■ Dataset content
>>>
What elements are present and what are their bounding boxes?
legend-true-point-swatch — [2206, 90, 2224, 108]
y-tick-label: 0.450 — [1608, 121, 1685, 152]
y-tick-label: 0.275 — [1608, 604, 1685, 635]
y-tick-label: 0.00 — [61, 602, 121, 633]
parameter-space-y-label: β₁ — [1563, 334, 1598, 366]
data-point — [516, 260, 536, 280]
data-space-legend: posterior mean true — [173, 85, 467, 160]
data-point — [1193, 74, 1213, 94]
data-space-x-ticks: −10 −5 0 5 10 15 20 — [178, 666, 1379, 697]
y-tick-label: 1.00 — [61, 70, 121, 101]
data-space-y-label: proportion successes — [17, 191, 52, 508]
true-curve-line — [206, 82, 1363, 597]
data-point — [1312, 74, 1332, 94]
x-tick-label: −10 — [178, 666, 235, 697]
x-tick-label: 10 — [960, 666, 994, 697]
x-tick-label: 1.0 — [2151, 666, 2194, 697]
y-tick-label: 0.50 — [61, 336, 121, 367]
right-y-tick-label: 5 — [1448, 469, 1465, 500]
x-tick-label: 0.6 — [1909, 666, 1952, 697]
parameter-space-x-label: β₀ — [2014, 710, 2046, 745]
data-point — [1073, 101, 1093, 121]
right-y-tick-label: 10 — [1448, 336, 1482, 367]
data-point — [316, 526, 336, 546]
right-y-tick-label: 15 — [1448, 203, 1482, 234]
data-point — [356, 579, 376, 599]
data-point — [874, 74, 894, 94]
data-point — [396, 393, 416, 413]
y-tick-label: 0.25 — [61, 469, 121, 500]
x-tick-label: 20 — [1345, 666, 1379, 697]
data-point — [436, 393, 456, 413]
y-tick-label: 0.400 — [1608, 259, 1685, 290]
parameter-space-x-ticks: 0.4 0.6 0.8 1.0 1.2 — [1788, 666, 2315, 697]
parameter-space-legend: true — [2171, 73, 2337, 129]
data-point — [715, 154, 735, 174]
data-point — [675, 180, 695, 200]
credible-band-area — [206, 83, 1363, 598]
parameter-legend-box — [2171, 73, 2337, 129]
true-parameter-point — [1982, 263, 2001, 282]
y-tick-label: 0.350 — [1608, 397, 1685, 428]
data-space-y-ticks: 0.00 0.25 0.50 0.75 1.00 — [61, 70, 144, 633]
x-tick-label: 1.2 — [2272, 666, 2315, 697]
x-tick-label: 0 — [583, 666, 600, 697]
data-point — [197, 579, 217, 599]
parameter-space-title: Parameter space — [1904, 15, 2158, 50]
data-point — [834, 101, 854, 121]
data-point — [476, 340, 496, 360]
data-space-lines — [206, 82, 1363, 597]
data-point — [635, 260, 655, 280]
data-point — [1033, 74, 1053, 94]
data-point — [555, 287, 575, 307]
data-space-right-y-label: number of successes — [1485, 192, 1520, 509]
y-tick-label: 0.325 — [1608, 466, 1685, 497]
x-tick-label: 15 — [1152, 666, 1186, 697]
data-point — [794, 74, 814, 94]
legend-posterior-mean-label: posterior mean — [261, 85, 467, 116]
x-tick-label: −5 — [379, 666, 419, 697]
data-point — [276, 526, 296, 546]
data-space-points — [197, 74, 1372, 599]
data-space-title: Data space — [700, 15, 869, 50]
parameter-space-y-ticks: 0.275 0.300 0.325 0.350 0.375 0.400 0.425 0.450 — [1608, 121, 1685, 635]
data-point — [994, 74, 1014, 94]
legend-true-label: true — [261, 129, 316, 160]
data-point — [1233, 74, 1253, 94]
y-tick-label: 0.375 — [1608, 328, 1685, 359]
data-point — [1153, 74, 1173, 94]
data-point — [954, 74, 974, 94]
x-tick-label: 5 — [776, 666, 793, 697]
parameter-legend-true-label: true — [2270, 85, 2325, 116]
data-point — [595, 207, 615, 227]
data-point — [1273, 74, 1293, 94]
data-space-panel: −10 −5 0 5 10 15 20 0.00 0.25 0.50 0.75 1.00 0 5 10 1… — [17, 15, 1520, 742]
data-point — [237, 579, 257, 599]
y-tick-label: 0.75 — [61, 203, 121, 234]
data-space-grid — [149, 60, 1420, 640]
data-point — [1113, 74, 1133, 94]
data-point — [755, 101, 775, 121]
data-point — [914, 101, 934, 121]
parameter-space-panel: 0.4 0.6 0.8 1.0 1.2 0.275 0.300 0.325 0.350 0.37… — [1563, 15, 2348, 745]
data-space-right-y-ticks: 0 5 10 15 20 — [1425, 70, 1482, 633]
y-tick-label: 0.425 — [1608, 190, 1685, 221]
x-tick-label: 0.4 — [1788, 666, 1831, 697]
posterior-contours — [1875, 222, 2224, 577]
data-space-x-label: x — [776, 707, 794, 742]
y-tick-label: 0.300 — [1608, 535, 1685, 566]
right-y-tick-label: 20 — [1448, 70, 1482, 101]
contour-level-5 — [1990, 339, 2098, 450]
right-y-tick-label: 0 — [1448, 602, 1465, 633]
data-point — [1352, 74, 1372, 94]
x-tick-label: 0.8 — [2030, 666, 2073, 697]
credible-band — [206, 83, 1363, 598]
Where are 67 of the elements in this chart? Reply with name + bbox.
<<<
>>>
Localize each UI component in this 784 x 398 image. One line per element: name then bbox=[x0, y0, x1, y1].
<<<
>>>
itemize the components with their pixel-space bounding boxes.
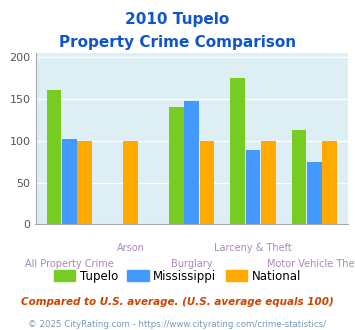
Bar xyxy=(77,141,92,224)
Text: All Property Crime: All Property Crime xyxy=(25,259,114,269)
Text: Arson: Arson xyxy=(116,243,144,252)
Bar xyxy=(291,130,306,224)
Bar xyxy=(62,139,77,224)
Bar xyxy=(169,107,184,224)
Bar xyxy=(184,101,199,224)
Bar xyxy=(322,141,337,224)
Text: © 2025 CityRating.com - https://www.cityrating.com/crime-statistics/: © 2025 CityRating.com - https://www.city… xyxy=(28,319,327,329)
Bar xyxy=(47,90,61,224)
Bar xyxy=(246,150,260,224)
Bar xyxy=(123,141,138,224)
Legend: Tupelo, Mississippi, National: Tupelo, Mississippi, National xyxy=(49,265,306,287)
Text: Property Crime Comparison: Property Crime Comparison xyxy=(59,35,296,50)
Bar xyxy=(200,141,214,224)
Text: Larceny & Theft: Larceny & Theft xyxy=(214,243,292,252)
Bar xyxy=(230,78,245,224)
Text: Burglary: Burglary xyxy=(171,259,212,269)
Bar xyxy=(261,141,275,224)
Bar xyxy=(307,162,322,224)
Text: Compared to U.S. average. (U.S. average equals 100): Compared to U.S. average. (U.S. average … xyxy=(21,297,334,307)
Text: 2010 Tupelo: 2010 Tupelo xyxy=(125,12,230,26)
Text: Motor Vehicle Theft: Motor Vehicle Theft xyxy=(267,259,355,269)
<<<
■ Task directions
Locate each line in the listing that contains the string "credible" and copy those lines.

■ Complete output
credible-band-area — [206, 83, 1363, 598]
credible-band — [206, 83, 1363, 598]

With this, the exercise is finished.